Print the records again, character for character.

####

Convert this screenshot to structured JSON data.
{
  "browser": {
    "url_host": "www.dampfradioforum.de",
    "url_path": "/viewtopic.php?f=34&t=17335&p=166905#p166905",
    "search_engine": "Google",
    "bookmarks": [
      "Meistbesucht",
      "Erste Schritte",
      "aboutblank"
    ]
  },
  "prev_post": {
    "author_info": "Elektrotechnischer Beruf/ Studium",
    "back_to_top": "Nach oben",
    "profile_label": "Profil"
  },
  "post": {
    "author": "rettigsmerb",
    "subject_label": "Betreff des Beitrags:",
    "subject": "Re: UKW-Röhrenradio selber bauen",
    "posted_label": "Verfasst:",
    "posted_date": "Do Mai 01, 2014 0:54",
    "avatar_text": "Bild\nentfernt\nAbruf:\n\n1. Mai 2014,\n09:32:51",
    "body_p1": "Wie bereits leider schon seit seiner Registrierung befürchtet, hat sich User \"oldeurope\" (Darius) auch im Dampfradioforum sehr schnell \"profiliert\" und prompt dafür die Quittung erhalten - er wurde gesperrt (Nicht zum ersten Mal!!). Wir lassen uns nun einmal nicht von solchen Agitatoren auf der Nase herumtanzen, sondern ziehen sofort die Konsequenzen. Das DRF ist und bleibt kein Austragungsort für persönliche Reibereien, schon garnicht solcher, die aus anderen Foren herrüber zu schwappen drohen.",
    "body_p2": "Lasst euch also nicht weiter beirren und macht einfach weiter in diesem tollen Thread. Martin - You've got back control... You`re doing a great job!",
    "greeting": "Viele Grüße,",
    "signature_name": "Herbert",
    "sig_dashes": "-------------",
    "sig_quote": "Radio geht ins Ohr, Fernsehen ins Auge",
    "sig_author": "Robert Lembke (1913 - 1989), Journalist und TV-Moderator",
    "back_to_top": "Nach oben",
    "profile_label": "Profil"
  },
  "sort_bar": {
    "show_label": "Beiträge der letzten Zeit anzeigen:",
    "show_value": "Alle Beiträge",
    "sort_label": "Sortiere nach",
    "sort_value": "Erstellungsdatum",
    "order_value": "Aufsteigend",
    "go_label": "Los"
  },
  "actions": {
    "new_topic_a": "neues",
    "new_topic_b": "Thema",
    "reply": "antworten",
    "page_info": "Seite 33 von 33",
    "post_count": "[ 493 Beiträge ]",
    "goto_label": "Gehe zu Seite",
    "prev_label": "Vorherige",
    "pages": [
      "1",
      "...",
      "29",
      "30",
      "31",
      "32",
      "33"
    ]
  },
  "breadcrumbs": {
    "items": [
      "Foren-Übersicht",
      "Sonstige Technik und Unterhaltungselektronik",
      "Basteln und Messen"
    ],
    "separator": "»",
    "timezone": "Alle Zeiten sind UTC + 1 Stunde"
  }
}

####

## Correct response:
Convert this screenshot to structured JSON data.
{
  "browser": {
    "url_host": "www.dampfradioforum.de",
    "url_path": "/viewtopic.php?f=34&t=17335&p=166905#p166905",
    "search_engine": "Google",
    "bookmarks": [
      "Meistbesucht",
      "Erste Schritte",
      "aboutblank"
    ]
  },
  "prev_post": {
    "author_info": "Elektrotechnischer Beruf/ Studium",
    "back_to_top": "Nach oben",
    "profile_label": "Profil"
  },
  "post": {
    "author": "rettigsmerb",
    "subject_label": "Betreff des Beitrags:",
    "subject": "Re: UKW-Röhrenradio selber bauen",
    "posted_label": "Verfasst:",
    "posted_date": "Do Mai 01, 2014 0:54",
    "avatar_text": "Bild\nentfernt\nAbruf:\n\n1. Mai 2014,\n09:32:51",
    "body_p1": "Wie bereits leider schon seit seiner Registrierung befürchtet, hat sich User \"oldeurope\" (Darius) auch im Dampfradioforum sehr schnell \"profiliert\" und prompt dafür die Quittung erhalten - er wurde gesperrt (Nicht zum ersten Mal!!). Wir lassen uns nun einmal nicht von solchen Agitatoren auf der Nase herumtanzen, sondern ziehen sofort die Konsequenzen. Das DRF ist und bleibt kein Austragungsort für persönliche Reibereien, schon garnicht solcher, die aus anderen Foren herrüber zu schwappen drohen.",
    "body_p2": "Lasst euch also nicht weiter beirren und macht einfach weiter in diesem tollen Thread. Martin - You've got back control... You`re doing a great job!",
    "greeting": "Viele Grüße,",
    "signature_name": "Herbert",
    "sig_dashes": "-------------",
    "sig_quote": "Radio geht ins Ohr, Fernsehen ins Auge",
    "sig_author": "Robert Lembke (1913 - 1989), Journalist und TV-Moderator",
    "back_to_top": "Nach oben",
    "profile_label": "Profil"
  },
  "sort_bar": {
    "show_label": "Beiträge der letzten Zeit anzeigen:",
    "show_value": "Alle Beiträge",
    "sort_label": "Sortiere nach",
    "sort_value": "Erstellungsdatum",
    "order_value": "Aufsteigend",
    "go_label": "Los"
  },
  "actions": {
    "new_topic_a": "neues",
    "new_topic_b": "Thema",
    "reply": "antworten",
    "page_info": "Seite 33 von 33",
    "post_count": "[ 493 Beiträge ]",
    "goto_label": "Gehe zu Seite",
    "prev_label": "Vorherige",
    "pages": [
      "1",
      "...",
      "29",
      "30",
      "31",
      "32",
      "33"
    ]
  },
  "breadcrumbs": {
    "items": [
      "Foren-Übersicht",
      "Sonstige Technik und Unterhaltungselektronik",
      "Basteln und Messen"
    ],
    "separator": "»",
    "timezone": "Alle Zeiten sind UTC + 1 Stunde"
  }
}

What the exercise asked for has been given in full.